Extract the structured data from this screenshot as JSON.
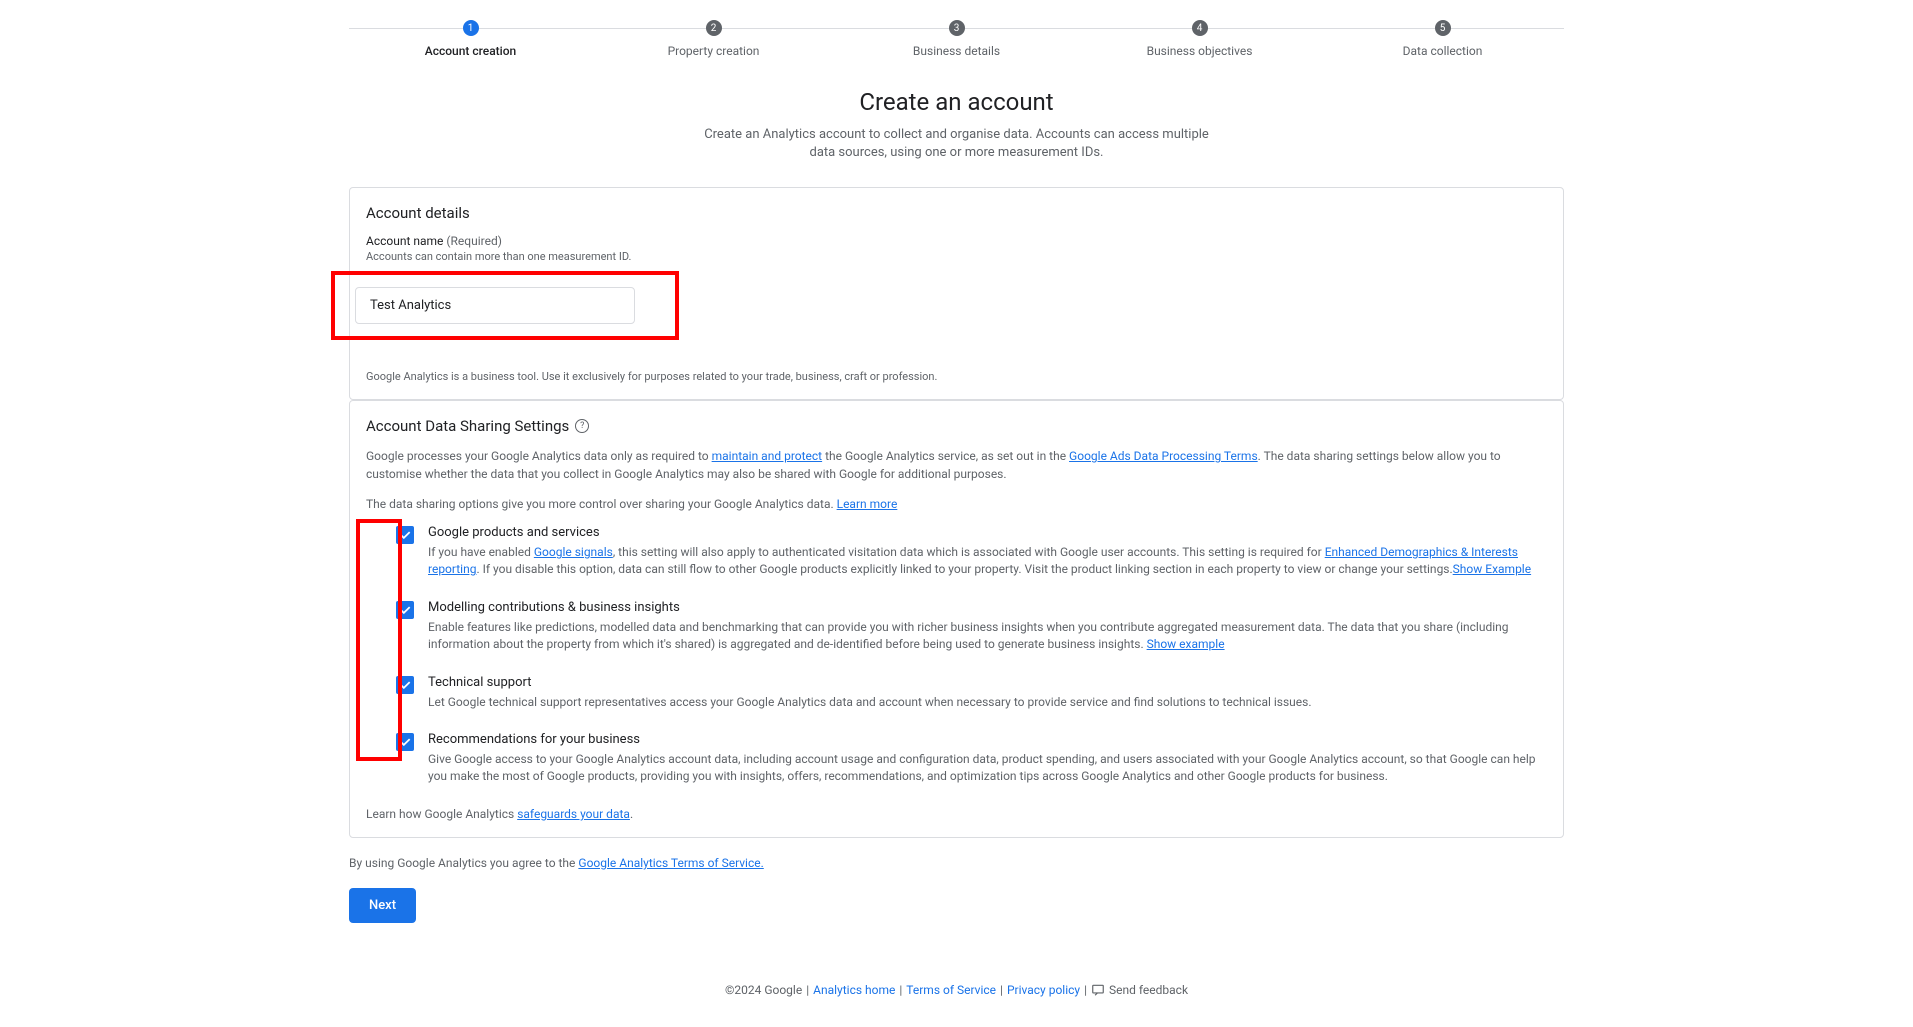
{
  "stepper": {
    "steps": [
      {
        "num": "1",
        "label": "Account creation",
        "active": true
      },
      {
        "num": "2",
        "label": "Property creation",
        "active": false
      },
      {
        "num": "3",
        "label": "Business details",
        "active": false
      },
      {
        "num": "4",
        "label": "Business objectives",
        "active": false
      },
      {
        "num": "5",
        "label": "Data collection",
        "active": false
      }
    ]
  },
  "page": {
    "title": "Create an account",
    "subtitle": "Create an Analytics account to collect and organise data. Accounts can access multiple data sources, using one or more measurement IDs."
  },
  "accountDetails": {
    "heading": "Account details",
    "nameLabel": "Account name",
    "requiredLabel": "(Required)",
    "helper": "Accounts can contain more than one measurement ID.",
    "value": "Test Analytics",
    "toolNote": "Google Analytics is a business tool. Use it exclusively for purposes related to your trade, business, craft or profession."
  },
  "sharing": {
    "heading": "Account Data Sharing Settings",
    "desc1_a": "Google processes your Google Analytics data only as required to ",
    "link_maintain": "maintain and protect",
    "desc1_b": " the Google Analytics service, as set out in the ",
    "link_terms": "Google Ads Data Processing Terms",
    "desc1_c": ". The data sharing settings below allow you to customise whether the data that you collect in Google Analytics may also be shared with Google for additional purposes.",
    "desc2_a": "The data sharing options give you more control over sharing your Google Analytics data. ",
    "link_learnmore": "Learn more",
    "items": [
      {
        "title": "Google products and services",
        "desc_a": "If you have enabled ",
        "link1": "Google signals",
        "desc_b": ", this setting will also apply to authenticated visitation data which is associated with Google user accounts. This setting is required for ",
        "link2": "Enhanced Demographics & Interests reporting",
        "desc_c": ". If you disable this option, data can still flow to other Google products explicitly linked to your property. Visit the product linking section in each property to view or change your settings.",
        "link3": "Show Example"
      },
      {
        "title": "Modelling contributions & business insights",
        "desc_a": "Enable features like predictions, modelled data and benchmarking that can provide you with richer business insights when you contribute aggregated measurement data. The data that you share (including information about the property from which it's shared) is aggregated and de-identified before being used to generate business insights. ",
        "link1": "Show example"
      },
      {
        "title": "Technical support",
        "desc_a": "Let Google technical support representatives access your Google Analytics data and account when necessary to provide service and find solutions to technical issues."
      },
      {
        "title": "Recommendations for your business",
        "desc_a": "Give Google access to your Google Analytics account data, including account usage and configuration data, product spending, and users associated with your Google Analytics account, so that Google can help you make the most of Google products, providing you with insights, offers, recommendations, and optimization tips across Google Analytics and other Google products for business."
      }
    ],
    "safeguards_a": "Learn how Google Analytics ",
    "safeguards_link": "safeguards your data",
    "safeguards_b": "."
  },
  "termsLine": {
    "a": "By using Google Analytics you agree to the ",
    "link": "Google Analytics Terms of Service."
  },
  "buttons": {
    "next": "Next"
  },
  "footer": {
    "copyright": "©2024 Google",
    "analyticsHome": "Analytics home",
    "tos": "Terms of Service",
    "privacy": "Privacy policy",
    "feedback": "Send feedback"
  }
}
=======
## YOUR INSTRUCTIONS:
Find how many lines of the listing include the string "Create" and give that number, nothing else.

## RESPONSE:
2